▶ _Set task_:
Type out the data exactly as given. Skip any image.

▶ _Records supplied_:

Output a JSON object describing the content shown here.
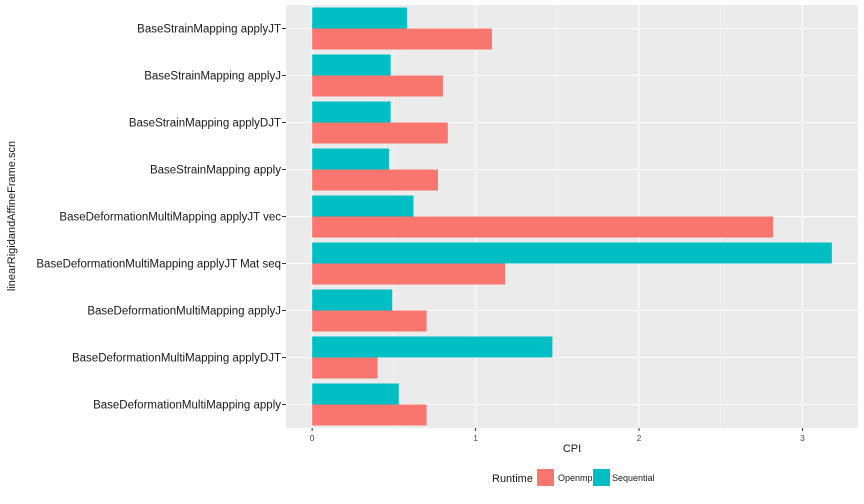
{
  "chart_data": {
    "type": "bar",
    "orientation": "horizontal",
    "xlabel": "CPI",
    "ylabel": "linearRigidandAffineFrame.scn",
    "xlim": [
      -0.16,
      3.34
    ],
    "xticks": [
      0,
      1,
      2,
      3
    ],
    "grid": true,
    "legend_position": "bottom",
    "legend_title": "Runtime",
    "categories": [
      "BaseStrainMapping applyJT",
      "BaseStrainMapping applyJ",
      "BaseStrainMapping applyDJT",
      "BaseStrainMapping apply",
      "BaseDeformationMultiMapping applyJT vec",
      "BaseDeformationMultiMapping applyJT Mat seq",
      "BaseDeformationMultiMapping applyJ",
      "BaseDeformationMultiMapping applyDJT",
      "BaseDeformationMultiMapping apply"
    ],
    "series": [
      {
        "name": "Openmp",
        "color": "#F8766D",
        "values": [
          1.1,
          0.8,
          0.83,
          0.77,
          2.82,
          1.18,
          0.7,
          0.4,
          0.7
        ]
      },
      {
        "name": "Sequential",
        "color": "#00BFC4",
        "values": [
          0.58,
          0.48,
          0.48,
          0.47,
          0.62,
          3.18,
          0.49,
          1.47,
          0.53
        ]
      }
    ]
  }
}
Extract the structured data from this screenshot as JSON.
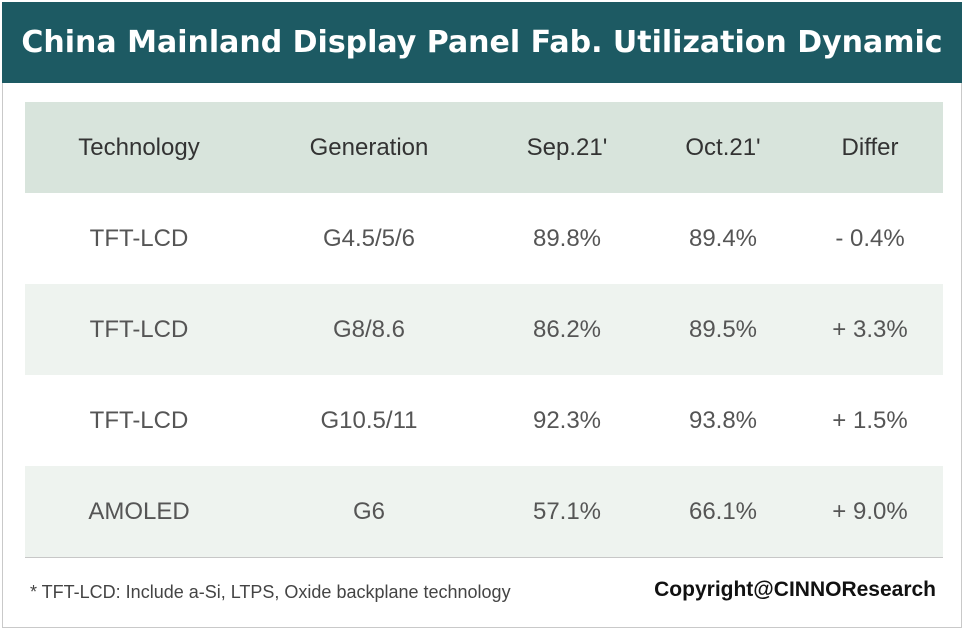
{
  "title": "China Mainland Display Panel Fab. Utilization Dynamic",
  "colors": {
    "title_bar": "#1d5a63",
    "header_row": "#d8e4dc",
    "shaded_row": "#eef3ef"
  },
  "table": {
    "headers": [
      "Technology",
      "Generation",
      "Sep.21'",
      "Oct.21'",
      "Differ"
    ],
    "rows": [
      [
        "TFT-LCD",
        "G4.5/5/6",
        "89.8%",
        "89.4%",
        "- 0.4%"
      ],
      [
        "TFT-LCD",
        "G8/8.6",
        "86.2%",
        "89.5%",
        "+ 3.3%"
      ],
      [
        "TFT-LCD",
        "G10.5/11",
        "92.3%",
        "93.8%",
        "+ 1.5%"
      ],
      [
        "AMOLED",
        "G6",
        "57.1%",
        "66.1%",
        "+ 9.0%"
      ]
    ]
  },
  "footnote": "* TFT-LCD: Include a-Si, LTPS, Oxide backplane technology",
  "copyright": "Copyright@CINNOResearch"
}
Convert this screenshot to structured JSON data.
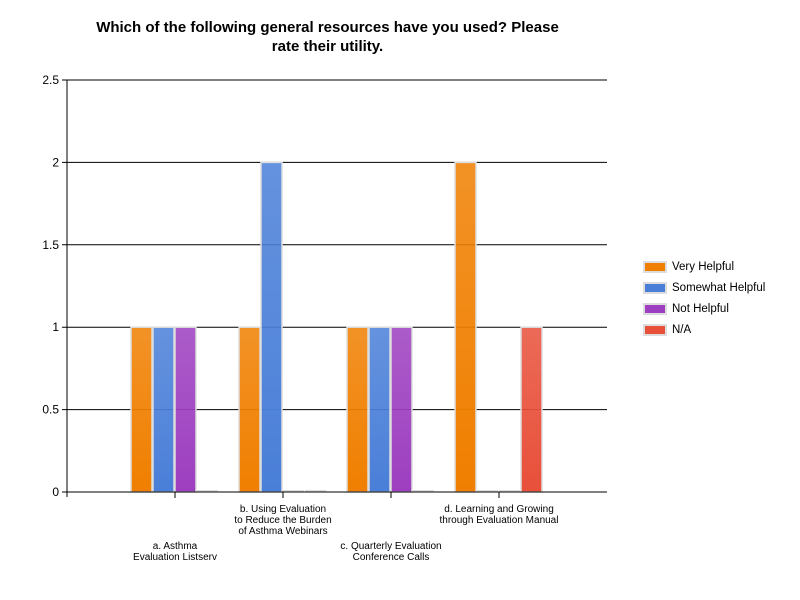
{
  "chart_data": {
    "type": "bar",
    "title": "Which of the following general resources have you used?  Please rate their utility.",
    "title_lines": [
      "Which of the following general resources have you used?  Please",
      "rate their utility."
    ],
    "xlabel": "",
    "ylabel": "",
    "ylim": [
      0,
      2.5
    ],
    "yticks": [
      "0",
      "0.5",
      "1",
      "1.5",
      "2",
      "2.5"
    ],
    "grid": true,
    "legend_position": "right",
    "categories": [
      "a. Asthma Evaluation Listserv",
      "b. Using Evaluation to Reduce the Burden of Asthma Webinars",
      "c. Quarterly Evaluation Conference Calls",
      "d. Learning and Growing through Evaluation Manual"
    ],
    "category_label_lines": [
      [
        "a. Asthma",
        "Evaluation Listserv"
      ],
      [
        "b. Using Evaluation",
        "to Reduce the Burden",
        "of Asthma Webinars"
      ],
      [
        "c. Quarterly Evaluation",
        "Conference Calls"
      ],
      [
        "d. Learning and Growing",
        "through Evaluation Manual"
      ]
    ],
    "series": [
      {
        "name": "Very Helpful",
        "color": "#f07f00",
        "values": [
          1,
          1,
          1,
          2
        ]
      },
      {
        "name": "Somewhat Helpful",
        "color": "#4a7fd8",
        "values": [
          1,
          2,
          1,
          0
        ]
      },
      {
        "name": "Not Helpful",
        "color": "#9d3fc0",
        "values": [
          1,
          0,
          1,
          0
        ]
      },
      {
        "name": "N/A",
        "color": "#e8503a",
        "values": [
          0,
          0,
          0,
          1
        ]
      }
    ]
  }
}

▶ _Result for this exercise_:
Output a JSON object describing the content shown here.
{
  "chart_data": {
    "type": "bar",
    "orientation": "horizontal",
    "xlabel": "CPI",
    "ylabel": "linearRigidandAffineFrame.scn",
    "xlim": [
      -0.16,
      3.34
    ],
    "xticks": [
      0,
      1,
      2,
      3
    ],
    "grid": true,
    "legend_position": "bottom",
    "legend_title": "Runtime",
    "categories": [
      "BaseStrainMapping applyJT",
      "BaseStrainMapping applyJ",
      "BaseStrainMapping applyDJT",
      "BaseStrainMapping apply",
      "BaseDeformationMultiMapping applyJT vec",
      "BaseDeformationMultiMapping applyJT Mat seq",
      "BaseDeformationMultiMapping applyJ",
      "BaseDeformationMultiMapping applyDJT",
      "BaseDeformationMultiMapping apply"
    ],
    "series": [
      {
        "name": "Openmp",
        "color": "#F8766D",
        "values": [
          1.1,
          0.8,
          0.83,
          0.77,
          2.82,
          1.18,
          0.7,
          0.4,
          0.7
        ]
      },
      {
        "name": "Sequential",
        "color": "#00BFC4",
        "values": [
          0.58,
          0.48,
          0.48,
          0.47,
          0.62,
          3.18,
          0.49,
          1.47,
          0.53
        ]
      }
    ]
  }
}
Extract the structured data from this screenshot as JSON.
{
  "title": "China Mainland Display Panel Fab. Utilization Dynamic",
  "colors": {
    "title_bar": "#1d5a63",
    "header_row": "#d8e4dc",
    "shaded_row": "#eef3ef"
  },
  "table": {
    "headers": [
      "Technology",
      "Generation",
      "Sep.21'",
      "Oct.21'",
      "Differ"
    ],
    "rows": [
      [
        "TFT-LCD",
        "G4.5/5/6",
        "89.8%",
        "89.4%",
        "- 0.4%"
      ],
      [
        "TFT-LCD",
        "G8/8.6",
        "86.2%",
        "89.5%",
        "+ 3.3%"
      ],
      [
        "TFT-LCD",
        "G10.5/11",
        "92.3%",
        "93.8%",
        "+ 1.5%"
      ],
      [
        "AMOLED",
        "G6",
        "57.1%",
        "66.1%",
        "+ 9.0%"
      ]
    ]
  },
  "footnote": "* TFT-LCD: Include a-Si, LTPS, Oxide backplane technology",
  "copyright": "Copyright@CINNOResearch"
}
Convert this screenshot to structured JSON data.
{
  "chart_data": {
    "type": "bar",
    "title": "Which of the following general resources have you used?  Please rate their utility.",
    "title_lines": [
      "Which of the following general resources have you used?  Please",
      "rate their utility."
    ],
    "xlabel": "",
    "ylabel": "",
    "ylim": [
      0,
      2.5
    ],
    "yticks": [
      "0",
      "0.5",
      "1",
      "1.5",
      "2",
      "2.5"
    ],
    "grid": true,
    "legend_position": "right",
    "categories": [
      "a. Asthma Evaluation Listserv",
      "b. Using Evaluation to Reduce the Burden of Asthma Webinars",
      "c. Quarterly Evaluation Conference Calls",
      "d. Learning and Growing through Evaluation Manual"
    ],
    "category_label_lines": [
      [
        "a. Asthma",
        "Evaluation Listserv"
      ],
      [
        "b. Using Evaluation",
        "to Reduce the Burden",
        "of Asthma Webinars"
      ],
      [
        "c. Quarterly Evaluation",
        "Conference Calls"
      ],
      [
        "d. Learning and Growing",
        "through Evaluation Manual"
      ]
    ],
    "series": [
      {
        "name": "Very Helpful",
        "color": "#f07f00",
        "values": [
          1,
          1,
          1,
          2
        ]
      },
      {
        "name": "Somewhat Helpful",
        "color": "#4a7fd8",
        "values": [
          1,
          2,
          1,
          0
        ]
      },
      {
        "name": "Not Helpful",
        "color": "#9d3fc0",
        "values": [
          1,
          0,
          1,
          0
        ]
      },
      {
        "name": "N/A",
        "color": "#e8503a",
        "values": [
          0,
          0,
          0,
          1
        ]
      }
    ]
  }
}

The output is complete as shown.